• **The task**: Which lines hold the word "Power"? Copy each one.

start

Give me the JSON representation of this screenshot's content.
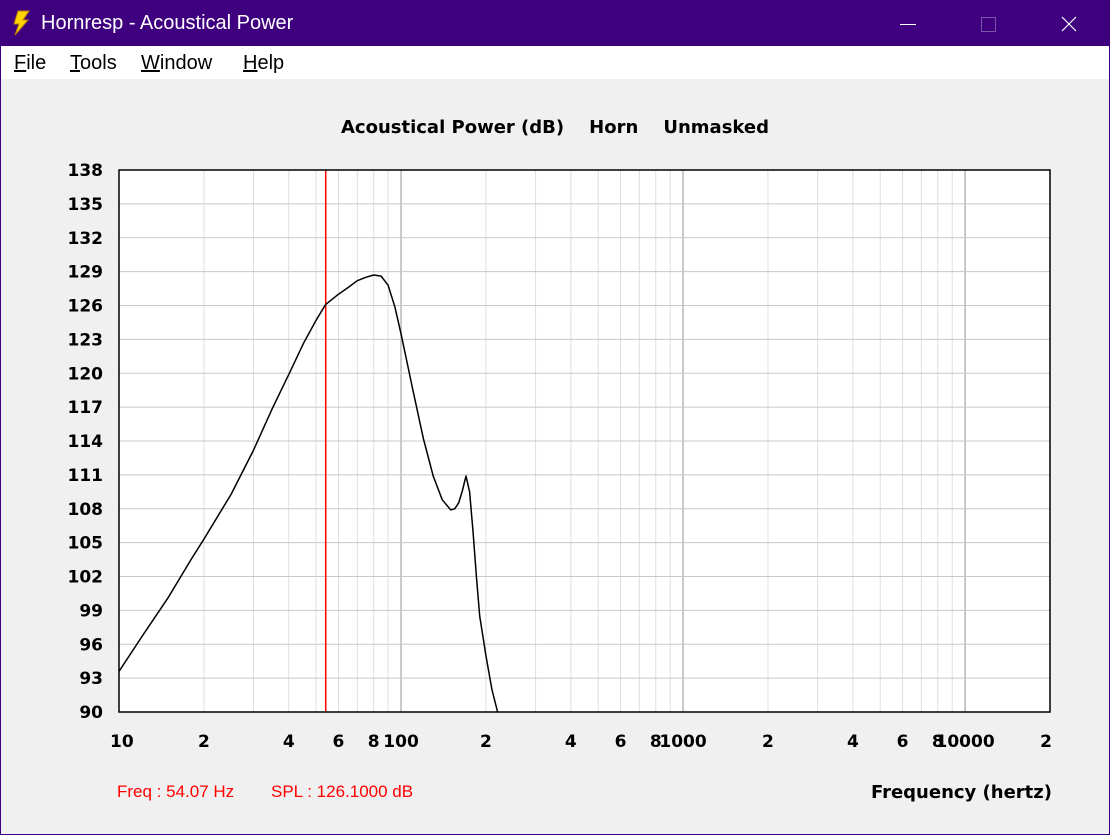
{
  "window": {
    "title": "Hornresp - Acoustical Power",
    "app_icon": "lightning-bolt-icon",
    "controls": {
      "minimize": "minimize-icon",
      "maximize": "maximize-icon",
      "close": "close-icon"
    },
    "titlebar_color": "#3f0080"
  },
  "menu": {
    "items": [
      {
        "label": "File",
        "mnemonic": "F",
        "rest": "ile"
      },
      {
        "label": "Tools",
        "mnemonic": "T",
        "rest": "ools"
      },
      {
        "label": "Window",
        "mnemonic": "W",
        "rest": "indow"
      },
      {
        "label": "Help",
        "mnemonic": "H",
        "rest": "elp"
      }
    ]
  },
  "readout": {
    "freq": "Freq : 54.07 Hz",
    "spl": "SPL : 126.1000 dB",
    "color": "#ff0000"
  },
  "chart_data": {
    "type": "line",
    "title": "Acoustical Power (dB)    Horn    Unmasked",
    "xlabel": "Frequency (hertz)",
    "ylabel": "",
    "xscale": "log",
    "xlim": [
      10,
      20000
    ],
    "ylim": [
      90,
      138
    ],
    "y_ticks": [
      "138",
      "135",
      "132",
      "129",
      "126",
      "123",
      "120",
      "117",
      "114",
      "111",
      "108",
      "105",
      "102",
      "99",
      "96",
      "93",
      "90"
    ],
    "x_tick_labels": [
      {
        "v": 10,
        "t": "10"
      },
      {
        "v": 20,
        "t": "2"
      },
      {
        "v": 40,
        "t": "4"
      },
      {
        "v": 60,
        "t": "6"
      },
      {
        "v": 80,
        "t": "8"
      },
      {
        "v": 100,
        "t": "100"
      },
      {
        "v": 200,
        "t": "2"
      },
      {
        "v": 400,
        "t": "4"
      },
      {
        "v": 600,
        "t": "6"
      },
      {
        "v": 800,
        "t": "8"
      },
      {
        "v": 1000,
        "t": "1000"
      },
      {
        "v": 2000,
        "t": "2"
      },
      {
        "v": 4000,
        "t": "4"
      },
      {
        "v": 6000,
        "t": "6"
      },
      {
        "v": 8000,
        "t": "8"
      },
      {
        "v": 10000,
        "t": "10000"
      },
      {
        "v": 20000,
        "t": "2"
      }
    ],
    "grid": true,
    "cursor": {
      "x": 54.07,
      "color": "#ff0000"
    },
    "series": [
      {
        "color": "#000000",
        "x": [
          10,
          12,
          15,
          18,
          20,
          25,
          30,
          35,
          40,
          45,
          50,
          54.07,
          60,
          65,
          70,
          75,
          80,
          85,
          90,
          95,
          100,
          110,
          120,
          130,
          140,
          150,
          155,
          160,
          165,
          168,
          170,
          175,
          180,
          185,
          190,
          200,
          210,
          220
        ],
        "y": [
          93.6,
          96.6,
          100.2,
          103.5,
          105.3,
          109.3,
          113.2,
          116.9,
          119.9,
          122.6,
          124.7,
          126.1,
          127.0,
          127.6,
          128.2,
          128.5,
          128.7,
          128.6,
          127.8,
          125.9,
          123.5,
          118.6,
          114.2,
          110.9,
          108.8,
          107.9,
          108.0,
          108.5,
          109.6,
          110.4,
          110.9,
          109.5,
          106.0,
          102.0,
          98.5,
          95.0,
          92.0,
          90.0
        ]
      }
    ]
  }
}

end

• **Answer to this task**:
    "title": "Hornresp - Acoustical Power",
    "title": "Acoustical Power (dB)    Horn    Unmasked",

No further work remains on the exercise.